> Task details: Every line in the listing is to be echoed verbatim.

> Information provided:
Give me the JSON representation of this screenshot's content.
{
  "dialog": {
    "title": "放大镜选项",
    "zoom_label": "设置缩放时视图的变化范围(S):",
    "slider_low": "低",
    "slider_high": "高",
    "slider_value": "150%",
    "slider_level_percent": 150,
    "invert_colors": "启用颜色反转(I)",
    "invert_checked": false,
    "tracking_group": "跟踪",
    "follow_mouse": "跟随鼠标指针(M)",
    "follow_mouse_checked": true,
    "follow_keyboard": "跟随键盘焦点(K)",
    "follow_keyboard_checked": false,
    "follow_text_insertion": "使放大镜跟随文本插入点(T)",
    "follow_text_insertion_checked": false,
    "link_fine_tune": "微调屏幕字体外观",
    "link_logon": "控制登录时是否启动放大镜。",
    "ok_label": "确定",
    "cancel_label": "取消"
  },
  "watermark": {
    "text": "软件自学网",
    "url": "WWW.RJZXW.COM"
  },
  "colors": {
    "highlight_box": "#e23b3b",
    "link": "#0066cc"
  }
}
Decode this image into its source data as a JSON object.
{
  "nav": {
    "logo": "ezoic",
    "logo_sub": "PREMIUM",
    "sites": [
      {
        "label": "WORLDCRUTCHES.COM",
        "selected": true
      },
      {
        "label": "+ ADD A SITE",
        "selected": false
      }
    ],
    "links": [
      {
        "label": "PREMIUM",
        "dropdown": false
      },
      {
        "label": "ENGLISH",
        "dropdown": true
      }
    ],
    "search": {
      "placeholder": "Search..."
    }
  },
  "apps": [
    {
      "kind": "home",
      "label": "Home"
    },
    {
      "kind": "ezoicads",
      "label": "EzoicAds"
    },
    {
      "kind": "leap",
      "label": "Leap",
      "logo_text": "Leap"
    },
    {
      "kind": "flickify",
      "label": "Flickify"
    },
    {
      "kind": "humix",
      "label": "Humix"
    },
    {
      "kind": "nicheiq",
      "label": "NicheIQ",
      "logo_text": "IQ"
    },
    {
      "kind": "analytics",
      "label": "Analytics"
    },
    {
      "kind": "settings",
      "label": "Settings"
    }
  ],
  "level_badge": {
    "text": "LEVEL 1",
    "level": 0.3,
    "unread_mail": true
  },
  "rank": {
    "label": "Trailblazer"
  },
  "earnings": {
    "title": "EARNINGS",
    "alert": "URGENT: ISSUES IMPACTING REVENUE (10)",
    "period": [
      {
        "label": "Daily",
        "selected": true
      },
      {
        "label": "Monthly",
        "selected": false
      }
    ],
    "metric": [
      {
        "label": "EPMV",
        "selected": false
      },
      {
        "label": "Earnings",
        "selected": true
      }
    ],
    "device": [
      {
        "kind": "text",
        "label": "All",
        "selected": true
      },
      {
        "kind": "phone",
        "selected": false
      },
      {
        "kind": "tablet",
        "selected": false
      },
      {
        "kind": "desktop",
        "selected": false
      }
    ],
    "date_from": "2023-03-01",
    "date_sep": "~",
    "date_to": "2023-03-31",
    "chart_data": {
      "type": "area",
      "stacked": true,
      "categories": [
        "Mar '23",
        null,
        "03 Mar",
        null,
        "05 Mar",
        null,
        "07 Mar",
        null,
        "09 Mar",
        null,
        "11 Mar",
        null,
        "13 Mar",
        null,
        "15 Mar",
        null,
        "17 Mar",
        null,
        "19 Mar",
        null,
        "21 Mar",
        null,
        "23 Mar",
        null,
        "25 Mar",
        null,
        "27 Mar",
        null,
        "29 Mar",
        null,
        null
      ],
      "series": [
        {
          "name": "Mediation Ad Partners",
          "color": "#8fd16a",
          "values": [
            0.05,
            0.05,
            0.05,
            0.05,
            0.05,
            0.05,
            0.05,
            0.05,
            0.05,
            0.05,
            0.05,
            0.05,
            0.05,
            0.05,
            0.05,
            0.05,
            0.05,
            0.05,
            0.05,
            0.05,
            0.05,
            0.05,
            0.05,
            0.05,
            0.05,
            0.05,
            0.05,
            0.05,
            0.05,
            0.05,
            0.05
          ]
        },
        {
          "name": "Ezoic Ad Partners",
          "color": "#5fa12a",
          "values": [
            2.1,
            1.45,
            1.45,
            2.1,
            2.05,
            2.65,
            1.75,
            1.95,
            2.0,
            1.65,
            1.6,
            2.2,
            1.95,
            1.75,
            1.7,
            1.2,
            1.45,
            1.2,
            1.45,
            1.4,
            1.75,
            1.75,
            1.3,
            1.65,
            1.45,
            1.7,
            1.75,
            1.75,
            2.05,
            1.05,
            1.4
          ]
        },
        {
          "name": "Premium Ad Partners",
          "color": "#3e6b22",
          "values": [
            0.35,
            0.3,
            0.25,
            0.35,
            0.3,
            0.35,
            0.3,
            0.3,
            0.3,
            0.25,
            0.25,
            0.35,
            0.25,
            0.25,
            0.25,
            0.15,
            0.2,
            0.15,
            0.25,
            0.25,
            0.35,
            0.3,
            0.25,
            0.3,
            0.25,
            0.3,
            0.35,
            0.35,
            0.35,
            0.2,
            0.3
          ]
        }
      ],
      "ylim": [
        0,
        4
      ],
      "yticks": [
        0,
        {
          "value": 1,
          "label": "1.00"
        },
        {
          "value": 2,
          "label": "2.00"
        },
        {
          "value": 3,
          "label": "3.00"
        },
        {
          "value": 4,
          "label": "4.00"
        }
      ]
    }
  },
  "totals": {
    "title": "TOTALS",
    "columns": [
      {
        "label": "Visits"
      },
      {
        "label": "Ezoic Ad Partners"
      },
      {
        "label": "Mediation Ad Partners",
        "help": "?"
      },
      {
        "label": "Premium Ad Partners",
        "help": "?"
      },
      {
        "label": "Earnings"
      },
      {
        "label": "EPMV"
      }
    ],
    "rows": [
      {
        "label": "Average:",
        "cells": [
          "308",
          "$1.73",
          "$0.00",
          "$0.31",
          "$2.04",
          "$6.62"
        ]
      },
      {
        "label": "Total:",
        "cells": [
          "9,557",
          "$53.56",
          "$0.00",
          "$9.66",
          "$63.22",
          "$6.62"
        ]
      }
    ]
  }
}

> Written response:
Give me the JSON representation of this screenshot's content.
{
  "dialog": {
    "title": "放大镜选项",
    "zoom_label": "设置缩放时视图的变化范围(S):",
    "slider_low": "低",
    "slider_high": "高",
    "slider_value": "150%",
    "slider_level_percent": 150,
    "invert_colors": "启用颜色反转(I)",
    "invert_checked": false,
    "tracking_group": "跟踪",
    "follow_mouse": "跟随鼠标指针(M)",
    "follow_mouse_checked": true,
    "follow_keyboard": "跟随键盘焦点(K)",
    "follow_keyboard_checked": false,
    "follow_text_insertion": "使放大镜跟随文本插入点(T)",
    "follow_text_insertion_checked": false,
    "link_fine_tune": "微调屏幕字体外观",
    "link_logon": "控制登录时是否启动放大镜。",
    "ok_label": "确定",
    "cancel_label": "取消"
  },
  "watermark": {
    "text": "软件自学网",
    "url": "WWW.RJZXW.COM"
  },
  "colors": {
    "highlight_box": "#e23b3b",
    "link": "#0066cc"
  }
}
Decode this image into its source data as a JSON object.
{
  "nav": {
    "logo": "ezoic",
    "logo_sub": "PREMIUM",
    "sites": [
      {
        "label": "WORLDCRUTCHES.COM",
        "selected": true
      },
      {
        "label": "+ ADD A SITE",
        "selected": false
      }
    ],
    "links": [
      {
        "label": "PREMIUM",
        "dropdown": false
      },
      {
        "label": "ENGLISH",
        "dropdown": true
      }
    ],
    "search": {
      "placeholder": "Search..."
    }
  },
  "apps": [
    {
      "kind": "home",
      "label": "Home"
    },
    {
      "kind": "ezoicads",
      "label": "EzoicAds"
    },
    {
      "kind": "leap",
      "label": "Leap",
      "logo_text": "Leap"
    },
    {
      "kind": "flickify",
      "label": "Flickify"
    },
    {
      "kind": "humix",
      "label": "Humix"
    },
    {
      "kind": "nicheiq",
      "label": "NicheIQ",
      "logo_text": "IQ"
    },
    {
      "kind": "analytics",
      "label": "Analytics"
    },
    {
      "kind": "settings",
      "label": "Settings"
    }
  ],
  "level_badge": {
    "text": "LEVEL 1",
    "level": 0.3,
    "unread_mail": true
  },
  "rank": {
    "label": "Trailblazer"
  },
  "earnings": {
    "title": "EARNINGS",
    "alert": "URGENT: ISSUES IMPACTING REVENUE (10)",
    "period": [
      {
        "label": "Daily",
        "selected": true
      },
      {
        "label": "Monthly",
        "selected": false
      }
    ],
    "metric": [
      {
        "label": "EPMV",
        "selected": false
      },
      {
        "label": "Earnings",
        "selected": true
      }
    ],
    "device": [
      {
        "kind": "text",
        "label": "All",
        "selected": true
      },
      {
        "kind": "phone",
        "selected": false
      },
      {
        "kind": "tablet",
        "selected": false
      },
      {
        "kind": "desktop",
        "selected": false
      }
    ],
    "date_from": "2023-03-01",
    "date_sep": "~",
    "date_to": "2023-03-31",
    "chart_data": {
      "type": "area",
      "stacked": true,
      "categories": [
        "Mar '23",
        null,
        "03 Mar",
        null,
        "05 Mar",
        null,
        "07 Mar",
        null,
        "09 Mar",
        null,
        "11 Mar",
        null,
        "13 Mar",
        null,
        "15 Mar",
        null,
        "17 Mar",
        null,
        "19 Mar",
        null,
        "21 Mar",
        null,
        "23 Mar",
        null,
        "25 Mar",
        null,
        "27 Mar",
        null,
        "29 Mar",
        null,
        null
      ],
      "series": [
        {
          "name": "Mediation Ad Partners",
          "color": "#8fd16a",
          "values": [
            0.05,
            0.05,
            0.05,
            0.05,
            0.05,
            0.05,
            0.05,
            0.05,
            0.05,
            0.05,
            0.05,
            0.05,
            0.05,
            0.05,
            0.05,
            0.05,
            0.05,
            0.05,
            0.05,
            0.05,
            0.05,
            0.05,
            0.05,
            0.05,
            0.05,
            0.05,
            0.05,
            0.05,
            0.05,
            0.05,
            0.05
          ]
        },
        {
          "name": "Ezoic Ad Partners",
          "color": "#5fa12a",
          "values": [
            2.1,
            1.45,
            1.45,
            2.1,
            2.05,
            2.65,
            1.75,
            1.95,
            2.0,
            1.65,
            1.6,
            2.2,
            1.95,
            1.75,
            1.7,
            1.2,
            1.45,
            1.2,
            1.45,
            1.4,
            1.75,
            1.75,
            1.3,
            1.65,
            1.45,
            1.7,
            1.75,
            1.75,
            2.05,
            1.05,
            1.4
          ]
        },
        {
          "name": "Premium Ad Partners",
          "color": "#3e6b22",
          "values": [
            0.35,
            0.3,
            0.25,
            0.35,
            0.3,
            0.35,
            0.3,
            0.3,
            0.3,
            0.25,
            0.25,
            0.35,
            0.25,
            0.25,
            0.25,
            0.15,
            0.2,
            0.15,
            0.25,
            0.25,
            0.35,
            0.3,
            0.25,
            0.3,
            0.25,
            0.3,
            0.35,
            0.35,
            0.35,
            0.2,
            0.3
          ]
        }
      ],
      "ylim": [
        0,
        4
      ],
      "yticks": [
        0,
        {
          "value": 1,
          "label": "1.00"
        },
        {
          "value": 2,
          "label": "2.00"
        },
        {
          "value": 3,
          "label": "3.00"
        },
        {
          "value": 4,
          "label": "4.00"
        }
      ]
    }
  },
  "totals": {
    "title": "TOTALS",
    "columns": [
      {
        "label": "Visits"
      },
      {
        "label": "Ezoic Ad Partners"
      },
      {
        "label": "Mediation Ad Partners",
        "help": "?"
      },
      {
        "label": "Premium Ad Partners",
        "help": "?"
      },
      {
        "label": "Earnings"
      },
      {
        "label": "EPMV"
      }
    ],
    "rows": [
      {
        "label": "Average:",
        "cells": [
          "308",
          "$1.73",
          "$0.00",
          "$0.31",
          "$2.04",
          "$6.62"
        ]
      },
      {
        "label": "Total:",
        "cells": [
          "9,557",
          "$53.56",
          "$0.00",
          "$9.66",
          "$63.22",
          "$6.62"
        ]
      }
    ]
  }
}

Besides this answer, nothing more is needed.